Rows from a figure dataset
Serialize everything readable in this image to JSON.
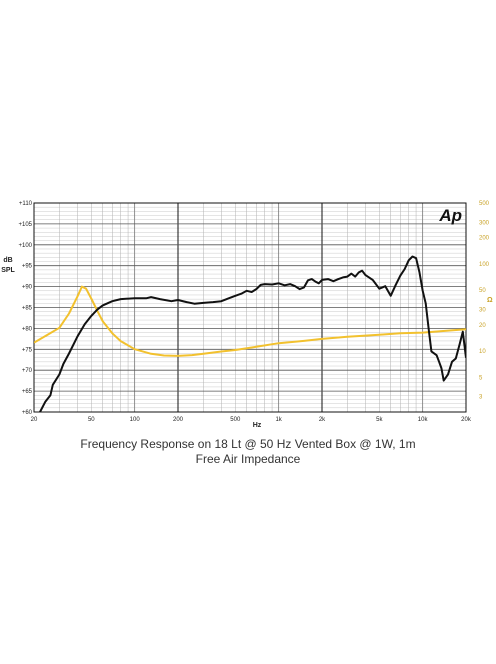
{
  "chart_data": {
    "type": "line",
    "logo": "Ap",
    "xlabel": "Hz",
    "ylabel_left": "dB SPL",
    "ylabel_right": "Ω",
    "x_scale": "log",
    "xlim": [
      20,
      20000
    ],
    "ylim_left": [
      60,
      110
    ],
    "ylim_right": [
      2,
      500
    ],
    "y_scale_right": "log",
    "grid": true,
    "x_ticks": [
      {
        "value": 20,
        "label": "20"
      },
      {
        "value": 50,
        "label": "50"
      },
      {
        "value": 100,
        "label": "100"
      },
      {
        "value": 200,
        "label": "200"
      },
      {
        "value": 500,
        "label": "500"
      },
      {
        "value": 1000,
        "label": "1k"
      },
      {
        "value": 2000,
        "label": "2k"
      },
      {
        "value": 5000,
        "label": "5k"
      },
      {
        "value": 10000,
        "label": "10k"
      },
      {
        "value": 20000,
        "label": "20k"
      }
    ],
    "y_ticks_left": [
      {
        "value": 110,
        "label": "+110"
      },
      {
        "value": 105,
        "label": "+105"
      },
      {
        "value": 100,
        "label": "+100"
      },
      {
        "value": 95,
        "label": "+95"
      },
      {
        "value": 90,
        "label": "+90"
      },
      {
        "value": 85,
        "label": "+85"
      },
      {
        "value": 80,
        "label": "+80"
      },
      {
        "value": 75,
        "label": "+75"
      },
      {
        "value": 70,
        "label": "+70"
      },
      {
        "value": 65,
        "label": "+65"
      },
      {
        "value": 60,
        "label": "+60"
      }
    ],
    "y_ticks_right": [
      {
        "value": 500,
        "label": "500"
      },
      {
        "value": 300,
        "label": "300"
      },
      {
        "value": 200,
        "label": "200"
      },
      {
        "value": 100,
        "label": "100"
      },
      {
        "value": 50,
        "label": "50"
      },
      {
        "value": 30,
        "label": "30"
      },
      {
        "value": 20,
        "label": "20"
      },
      {
        "value": 10,
        "label": "10"
      },
      {
        "value": 5,
        "label": "5"
      },
      {
        "value": 3,
        "label": "3"
      }
    ],
    "series": [
      {
        "axis": "left",
        "color": "#111111",
        "points": [
          [
            22,
            60
          ],
          [
            24,
            62.5
          ],
          [
            26,
            64
          ],
          [
            27,
            66.5
          ],
          [
            30,
            69
          ],
          [
            32,
            71.5
          ],
          [
            35,
            74
          ],
          [
            40,
            78
          ],
          [
            45,
            81
          ],
          [
            50,
            83
          ],
          [
            55,
            84.5
          ],
          [
            60,
            85.5
          ],
          [
            70,
            86.5
          ],
          [
            80,
            87
          ],
          [
            100,
            87.2
          ],
          [
            120,
            87.2
          ],
          [
            130,
            87.5
          ],
          [
            150,
            87
          ],
          [
            180,
            86.5
          ],
          [
            200,
            86.8
          ],
          [
            230,
            86.3
          ],
          [
            260,
            85.9
          ],
          [
            300,
            86.1
          ],
          [
            350,
            86.3
          ],
          [
            400,
            86.5
          ],
          [
            450,
            87.2
          ],
          [
            500,
            87.8
          ],
          [
            550,
            88.3
          ],
          [
            600,
            89
          ],
          [
            650,
            88.7
          ],
          [
            700,
            89.4
          ],
          [
            750,
            90.4
          ],
          [
            800,
            90.6
          ],
          [
            900,
            90.5
          ],
          [
            1000,
            90.8
          ],
          [
            1100,
            90.3
          ],
          [
            1200,
            90.6
          ],
          [
            1300,
            90.1
          ],
          [
            1400,
            89.4
          ],
          [
            1500,
            89.8
          ],
          [
            1600,
            91.5
          ],
          [
            1700,
            91.8
          ],
          [
            1800,
            91.2
          ],
          [
            1900,
            90.8
          ],
          [
            2000,
            91.6
          ],
          [
            2200,
            91.8
          ],
          [
            2400,
            91.3
          ],
          [
            2600,
            91.8
          ],
          [
            2800,
            92.2
          ],
          [
            3000,
            92.4
          ],
          [
            3200,
            93.1
          ],
          [
            3400,
            92.4
          ],
          [
            3600,
            93.4
          ],
          [
            3800,
            93.8
          ],
          [
            4000,
            92.8
          ],
          [
            4500,
            91.6
          ],
          [
            5000,
            89.5
          ],
          [
            5500,
            90.1
          ],
          [
            6000,
            87.8
          ],
          [
            6500,
            90.4
          ],
          [
            7000,
            92.6
          ],
          [
            7500,
            94.2
          ],
          [
            8000,
            96.3
          ],
          [
            8500,
            97.2
          ],
          [
            9000,
            96.8
          ],
          [
            9500,
            93.5
          ],
          [
            10000,
            89
          ],
          [
            10500,
            86
          ],
          [
            11000,
            80
          ],
          [
            11500,
            74.5
          ],
          [
            12500,
            73.6
          ],
          [
            13000,
            72
          ],
          [
            13500,
            70.5
          ],
          [
            14000,
            67.5
          ],
          [
            15000,
            69
          ],
          [
            16000,
            72
          ],
          [
            17000,
            72.8
          ],
          [
            18000,
            76
          ],
          [
            19000,
            79.2
          ],
          [
            20000,
            73
          ]
        ]
      },
      {
        "axis": "right",
        "color": "#f2c12e",
        "points": [
          [
            20,
            12.5
          ],
          [
            25,
            15.5
          ],
          [
            30,
            18.5
          ],
          [
            35,
            27
          ],
          [
            40,
            42
          ],
          [
            43,
            55
          ],
          [
            46,
            52
          ],
          [
            50,
            40
          ],
          [
            55,
            29
          ],
          [
            60,
            22
          ],
          [
            70,
            16
          ],
          [
            80,
            13
          ],
          [
            100,
            10.5
          ],
          [
            130,
            9.3
          ],
          [
            160,
            8.9
          ],
          [
            200,
            8.8
          ],
          [
            250,
            9
          ],
          [
            300,
            9.3
          ],
          [
            400,
            9.9
          ],
          [
            500,
            10.3
          ],
          [
            700,
            11.2
          ],
          [
            1000,
            12.3
          ],
          [
            1500,
            13.1
          ],
          [
            2000,
            13.8
          ],
          [
            3000,
            14.6
          ],
          [
            5000,
            15.4
          ],
          [
            7000,
            16
          ],
          [
            10000,
            16.3
          ],
          [
            15000,
            17.2
          ],
          [
            20000,
            17.8
          ]
        ]
      }
    ]
  },
  "caption": {
    "line1": "Frequency Response on 18 Lt @ 50 Hz Vented Box @ 1W, 1m",
    "line2": "Free Air Impedance"
  }
}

**What is needed**. Set the data above down again exactly as given, with no pictures.

**Response**.
Serialize everything readable in this image to JSON.
{
  "chart_data": {
    "type": "line",
    "logo": "Ap",
    "xlabel": "Hz",
    "ylabel_left": "dB SPL",
    "ylabel_right": "Ω",
    "x_scale": "log",
    "xlim": [
      20,
      20000
    ],
    "ylim_left": [
      60,
      110
    ],
    "ylim_right": [
      2,
      500
    ],
    "y_scale_right": "log",
    "grid": true,
    "x_ticks": [
      {
        "value": 20,
        "label": "20"
      },
      {
        "value": 50,
        "label": "50"
      },
      {
        "value": 100,
        "label": "100"
      },
      {
        "value": 200,
        "label": "200"
      },
      {
        "value": 500,
        "label": "500"
      },
      {
        "value": 1000,
        "label": "1k"
      },
      {
        "value": 2000,
        "label": "2k"
      },
      {
        "value": 5000,
        "label": "5k"
      },
      {
        "value": 10000,
        "label": "10k"
      },
      {
        "value": 20000,
        "label": "20k"
      }
    ],
    "y_ticks_left": [
      {
        "value": 110,
        "label": "+110"
      },
      {
        "value": 105,
        "label": "+105"
      },
      {
        "value": 100,
        "label": "+100"
      },
      {
        "value": 95,
        "label": "+95"
      },
      {
        "value": 90,
        "label": "+90"
      },
      {
        "value": 85,
        "label": "+85"
      },
      {
        "value": 80,
        "label": "+80"
      },
      {
        "value": 75,
        "label": "+75"
      },
      {
        "value": 70,
        "label": "+70"
      },
      {
        "value": 65,
        "label": "+65"
      },
      {
        "value": 60,
        "label": "+60"
      }
    ],
    "y_ticks_right": [
      {
        "value": 500,
        "label": "500"
      },
      {
        "value": 300,
        "label": "300"
      },
      {
        "value": 200,
        "label": "200"
      },
      {
        "value": 100,
        "label": "100"
      },
      {
        "value": 50,
        "label": "50"
      },
      {
        "value": 30,
        "label": "30"
      },
      {
        "value": 20,
        "label": "20"
      },
      {
        "value": 10,
        "label": "10"
      },
      {
        "value": 5,
        "label": "5"
      },
      {
        "value": 3,
        "label": "3"
      }
    ],
    "series": [
      {
        "axis": "left",
        "color": "#111111",
        "points": [
          [
            22,
            60
          ],
          [
            24,
            62.5
          ],
          [
            26,
            64
          ],
          [
            27,
            66.5
          ],
          [
            30,
            69
          ],
          [
            32,
            71.5
          ],
          [
            35,
            74
          ],
          [
            40,
            78
          ],
          [
            45,
            81
          ],
          [
            50,
            83
          ],
          [
            55,
            84.5
          ],
          [
            60,
            85.5
          ],
          [
            70,
            86.5
          ],
          [
            80,
            87
          ],
          [
            100,
            87.2
          ],
          [
            120,
            87.2
          ],
          [
            130,
            87.5
          ],
          [
            150,
            87
          ],
          [
            180,
            86.5
          ],
          [
            200,
            86.8
          ],
          [
            230,
            86.3
          ],
          [
            260,
            85.9
          ],
          [
            300,
            86.1
          ],
          [
            350,
            86.3
          ],
          [
            400,
            86.5
          ],
          [
            450,
            87.2
          ],
          [
            500,
            87.8
          ],
          [
            550,
            88.3
          ],
          [
            600,
            89
          ],
          [
            650,
            88.7
          ],
          [
            700,
            89.4
          ],
          [
            750,
            90.4
          ],
          [
            800,
            90.6
          ],
          [
            900,
            90.5
          ],
          [
            1000,
            90.8
          ],
          [
            1100,
            90.3
          ],
          [
            1200,
            90.6
          ],
          [
            1300,
            90.1
          ],
          [
            1400,
            89.4
          ],
          [
            1500,
            89.8
          ],
          [
            1600,
            91.5
          ],
          [
            1700,
            91.8
          ],
          [
            1800,
            91.2
          ],
          [
            1900,
            90.8
          ],
          [
            2000,
            91.6
          ],
          [
            2200,
            91.8
          ],
          [
            2400,
            91.3
          ],
          [
            2600,
            91.8
          ],
          [
            2800,
            92.2
          ],
          [
            3000,
            92.4
          ],
          [
            3200,
            93.1
          ],
          [
            3400,
            92.4
          ],
          [
            3600,
            93.4
          ],
          [
            3800,
            93.8
          ],
          [
            4000,
            92.8
          ],
          [
            4500,
            91.6
          ],
          [
            5000,
            89.5
          ],
          [
            5500,
            90.1
          ],
          [
            6000,
            87.8
          ],
          [
            6500,
            90.4
          ],
          [
            7000,
            92.6
          ],
          [
            7500,
            94.2
          ],
          [
            8000,
            96.3
          ],
          [
            8500,
            97.2
          ],
          [
            9000,
            96.8
          ],
          [
            9500,
            93.5
          ],
          [
            10000,
            89
          ],
          [
            10500,
            86
          ],
          [
            11000,
            80
          ],
          [
            11500,
            74.5
          ],
          [
            12500,
            73.6
          ],
          [
            13000,
            72
          ],
          [
            13500,
            70.5
          ],
          [
            14000,
            67.5
          ],
          [
            15000,
            69
          ],
          [
            16000,
            72
          ],
          [
            17000,
            72.8
          ],
          [
            18000,
            76
          ],
          [
            19000,
            79.2
          ],
          [
            20000,
            73
          ]
        ]
      },
      {
        "axis": "right",
        "color": "#f2c12e",
        "points": [
          [
            20,
            12.5
          ],
          [
            25,
            15.5
          ],
          [
            30,
            18.5
          ],
          [
            35,
            27
          ],
          [
            40,
            42
          ],
          [
            43,
            55
          ],
          [
            46,
            52
          ],
          [
            50,
            40
          ],
          [
            55,
            29
          ],
          [
            60,
            22
          ],
          [
            70,
            16
          ],
          [
            80,
            13
          ],
          [
            100,
            10.5
          ],
          [
            130,
            9.3
          ],
          [
            160,
            8.9
          ],
          [
            200,
            8.8
          ],
          [
            250,
            9
          ],
          [
            300,
            9.3
          ],
          [
            400,
            9.9
          ],
          [
            500,
            10.3
          ],
          [
            700,
            11.2
          ],
          [
            1000,
            12.3
          ],
          [
            1500,
            13.1
          ],
          [
            2000,
            13.8
          ],
          [
            3000,
            14.6
          ],
          [
            5000,
            15.4
          ],
          [
            7000,
            16
          ],
          [
            10000,
            16.3
          ],
          [
            15000,
            17.2
          ],
          [
            20000,
            17.8
          ]
        ]
      }
    ]
  },
  "caption": {
    "line1": "Frequency Response on 18 Lt @ 50 Hz Vented Box @ 1W, 1m",
    "line2": "Free Air Impedance"
  }
}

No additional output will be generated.